## Start

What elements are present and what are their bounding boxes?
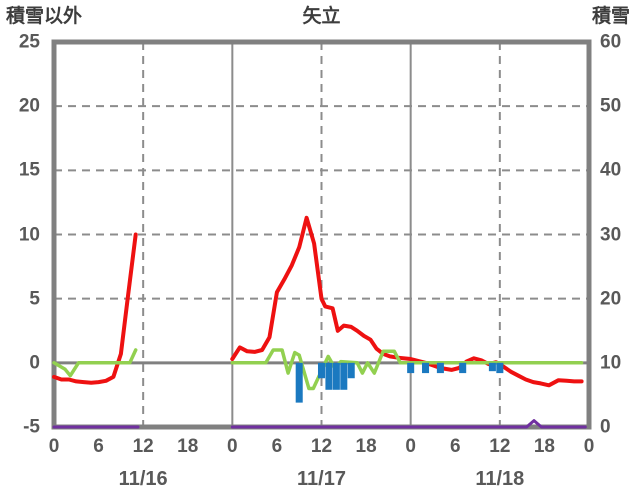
blue-bars-bar [325,362,333,390]
left-axis-tick: 5 [29,288,40,310]
day-label: 11/17 [297,468,346,490]
x-axis-tick: 12 [132,436,154,457]
left-axis-tick: 20 [18,95,40,117]
blue-bars-bar [295,362,303,403]
right-axis-title: 積雪 [591,6,630,27]
x-axis-tick: 12 [310,436,333,457]
x-axis-tick: 0 [583,436,595,457]
right-axis-tick: 10 [600,352,622,374]
blue-bars-bar [436,362,444,374]
blue-bars-bar [332,362,340,390]
right-axis-tick: 30 [600,224,622,245]
red-line [230,215,584,388]
x-axis-tick: 6 [271,436,283,457]
blue-bars-bar [496,362,504,374]
blue-bars-bar [317,362,326,379]
blue-bars-bar [347,362,355,379]
x-axis-tick: 0 [48,436,60,457]
green-line [230,348,584,391]
left-axis-tick: 0 [29,352,40,374]
x-axis-tick: 0 [405,436,416,457]
right-axis-tick: 0 [600,416,611,438]
chart-title: 矢立 [302,6,341,27]
blue-bars-bar [340,362,348,390]
left-axis-title: 積雪以外 [6,6,83,27]
blue-bars-bar [459,362,467,374]
x-axis-tick: 6 [449,436,461,457]
blue-bars-bar [407,362,415,374]
left-axis-tick: 10 [18,224,40,245]
left-axis-tick: 25 [18,31,40,53]
right-axis-tick: 50 [600,95,622,117]
x-axis-tick: 12 [489,436,511,457]
blue-bars-bar [422,362,430,374]
left-axis-tick: 15 [18,159,40,181]
right-axis-tick: 20 [600,288,622,310]
snow-depth-purple-line [230,419,587,429]
red-line [52,232,138,385]
x-axis-tick: 18 [533,436,555,457]
right-axis-tick: 60 [600,31,622,53]
right-axis-tick: 40 [600,159,622,181]
left-axis-tick: -5 [23,416,40,438]
x-axis-tick: 18 [355,436,377,457]
x-axis-tick: 18 [177,436,199,457]
x-axis-tick: 0 [227,436,238,457]
blue-bars-bar [488,362,496,372]
green-line [52,348,138,378]
day-label: 11/18 [475,468,525,490]
x-axis-tick: 6 [93,436,104,457]
day-label: 11/16 [118,468,168,490]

## End

TO DO:
Rewrite only the lines from the one containing "blue-bars-bar [325,362,333,390]" through the one containing "right-axis-tick: 30 [600,224,622,245]", inclusive, with "x-axis-tick" changed to "bottom-axis-tick" and all else left the same.

THE SOLUTION:
blue-bars-bar [325,362,333,390]
left-axis-tick: 5 [29,288,40,310]
day-label: 11/17 [297,468,346,490]
bottom-axis-tick: 12 [132,436,154,457]
left-axis-tick: 20 [18,95,40,117]
blue-bars-bar [295,362,303,403]
right-axis-title: 積雪 [591,6,630,27]
bottom-axis-tick: 12 [310,436,333,457]
bottom-axis-tick: 0 [583,436,595,457]
right-axis-tick: 10 [600,352,622,374]
blue-bars-bar [436,362,444,374]
blue-bars-bar [332,362,340,390]
right-axis-tick: 30 [600,224,622,245]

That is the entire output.